**Given problem**: For every line in the data below that contains "Resposta", copy the line.

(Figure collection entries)
┄┄┄┄┄┄┄┄┄┄┄┄┄┄┄┄┄┄┄┄

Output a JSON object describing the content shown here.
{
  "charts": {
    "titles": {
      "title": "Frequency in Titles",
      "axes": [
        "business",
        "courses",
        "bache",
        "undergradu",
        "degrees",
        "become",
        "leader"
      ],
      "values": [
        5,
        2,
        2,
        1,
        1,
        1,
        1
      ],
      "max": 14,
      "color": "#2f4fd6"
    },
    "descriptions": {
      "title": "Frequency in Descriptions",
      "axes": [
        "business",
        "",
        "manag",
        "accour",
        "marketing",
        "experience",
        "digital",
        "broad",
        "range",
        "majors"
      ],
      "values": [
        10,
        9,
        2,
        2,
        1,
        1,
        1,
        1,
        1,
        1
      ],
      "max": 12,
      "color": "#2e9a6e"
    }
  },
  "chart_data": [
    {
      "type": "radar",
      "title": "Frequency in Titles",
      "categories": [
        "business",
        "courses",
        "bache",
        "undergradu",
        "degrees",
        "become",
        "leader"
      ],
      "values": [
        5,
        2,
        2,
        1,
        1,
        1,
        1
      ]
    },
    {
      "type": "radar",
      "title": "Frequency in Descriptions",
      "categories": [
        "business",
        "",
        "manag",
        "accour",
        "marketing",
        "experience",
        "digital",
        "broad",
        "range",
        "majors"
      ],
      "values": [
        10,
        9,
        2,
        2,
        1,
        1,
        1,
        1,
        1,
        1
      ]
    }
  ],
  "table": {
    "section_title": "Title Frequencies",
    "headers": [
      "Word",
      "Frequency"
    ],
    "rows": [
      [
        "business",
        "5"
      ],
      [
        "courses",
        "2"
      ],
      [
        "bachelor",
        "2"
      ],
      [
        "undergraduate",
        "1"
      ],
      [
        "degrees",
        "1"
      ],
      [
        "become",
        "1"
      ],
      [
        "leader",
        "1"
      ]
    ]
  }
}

┄┄┄┄┄┄┄┄┄┄┄┄┄┄┄┄┄┄┄┄

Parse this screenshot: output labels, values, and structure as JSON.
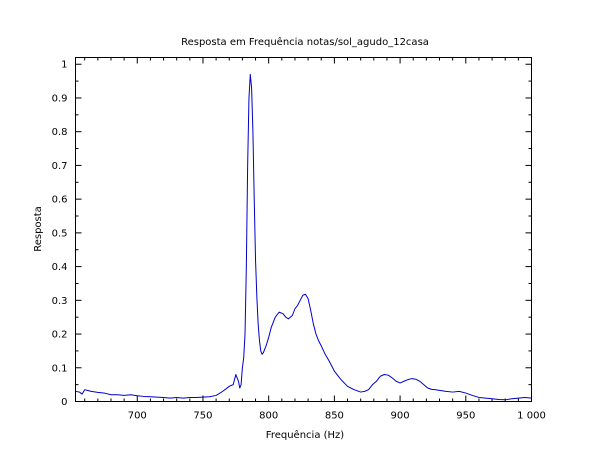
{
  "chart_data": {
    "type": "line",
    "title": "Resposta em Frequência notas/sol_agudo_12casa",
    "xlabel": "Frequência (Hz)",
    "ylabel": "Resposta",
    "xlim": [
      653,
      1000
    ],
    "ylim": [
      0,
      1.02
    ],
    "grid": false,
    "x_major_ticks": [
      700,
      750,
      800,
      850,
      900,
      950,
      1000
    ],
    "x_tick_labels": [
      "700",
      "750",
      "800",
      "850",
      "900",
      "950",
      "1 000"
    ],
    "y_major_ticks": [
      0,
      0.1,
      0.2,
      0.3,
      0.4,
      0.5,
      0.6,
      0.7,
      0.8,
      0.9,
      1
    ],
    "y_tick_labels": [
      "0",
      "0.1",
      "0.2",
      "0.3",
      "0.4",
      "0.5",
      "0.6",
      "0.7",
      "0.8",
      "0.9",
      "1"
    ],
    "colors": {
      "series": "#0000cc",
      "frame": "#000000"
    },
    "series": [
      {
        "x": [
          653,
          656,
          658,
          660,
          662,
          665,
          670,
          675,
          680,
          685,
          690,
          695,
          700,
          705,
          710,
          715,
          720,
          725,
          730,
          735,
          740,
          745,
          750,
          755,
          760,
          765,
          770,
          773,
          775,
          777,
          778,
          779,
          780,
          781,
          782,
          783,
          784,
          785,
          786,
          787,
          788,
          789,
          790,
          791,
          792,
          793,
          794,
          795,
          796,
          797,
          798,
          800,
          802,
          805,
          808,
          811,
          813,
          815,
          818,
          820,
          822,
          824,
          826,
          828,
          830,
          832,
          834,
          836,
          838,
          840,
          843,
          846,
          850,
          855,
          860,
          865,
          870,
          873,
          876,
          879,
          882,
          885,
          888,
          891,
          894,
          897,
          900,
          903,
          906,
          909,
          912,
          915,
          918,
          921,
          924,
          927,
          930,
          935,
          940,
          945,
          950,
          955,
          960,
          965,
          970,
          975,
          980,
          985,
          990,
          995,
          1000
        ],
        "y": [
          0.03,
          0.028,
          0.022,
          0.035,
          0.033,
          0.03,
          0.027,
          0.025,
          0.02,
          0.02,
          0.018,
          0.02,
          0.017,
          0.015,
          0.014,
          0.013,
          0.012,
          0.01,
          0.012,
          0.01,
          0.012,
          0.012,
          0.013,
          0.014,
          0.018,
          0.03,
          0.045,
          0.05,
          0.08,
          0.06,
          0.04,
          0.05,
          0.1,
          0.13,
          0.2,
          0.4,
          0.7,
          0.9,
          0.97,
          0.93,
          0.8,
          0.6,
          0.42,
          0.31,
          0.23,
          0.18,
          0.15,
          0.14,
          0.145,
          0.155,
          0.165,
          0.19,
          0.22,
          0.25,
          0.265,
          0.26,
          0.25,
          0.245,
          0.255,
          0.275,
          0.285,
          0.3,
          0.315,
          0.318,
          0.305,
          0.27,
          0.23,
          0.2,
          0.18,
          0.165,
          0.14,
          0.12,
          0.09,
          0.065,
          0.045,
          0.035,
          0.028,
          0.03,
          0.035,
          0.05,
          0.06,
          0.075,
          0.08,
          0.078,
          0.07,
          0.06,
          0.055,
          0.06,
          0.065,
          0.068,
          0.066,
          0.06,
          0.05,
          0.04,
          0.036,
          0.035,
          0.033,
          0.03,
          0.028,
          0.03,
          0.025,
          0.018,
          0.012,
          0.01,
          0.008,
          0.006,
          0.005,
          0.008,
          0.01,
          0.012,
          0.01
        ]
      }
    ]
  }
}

┄┄┄┄┄┄┄┄┄┄┄┄┄┄┄┄┄┄┄┄

**Solution for this exercise**:
    "title": "Resposta em Frequência notas/sol_agudo_12casa",
    "ylabel": "Resposta",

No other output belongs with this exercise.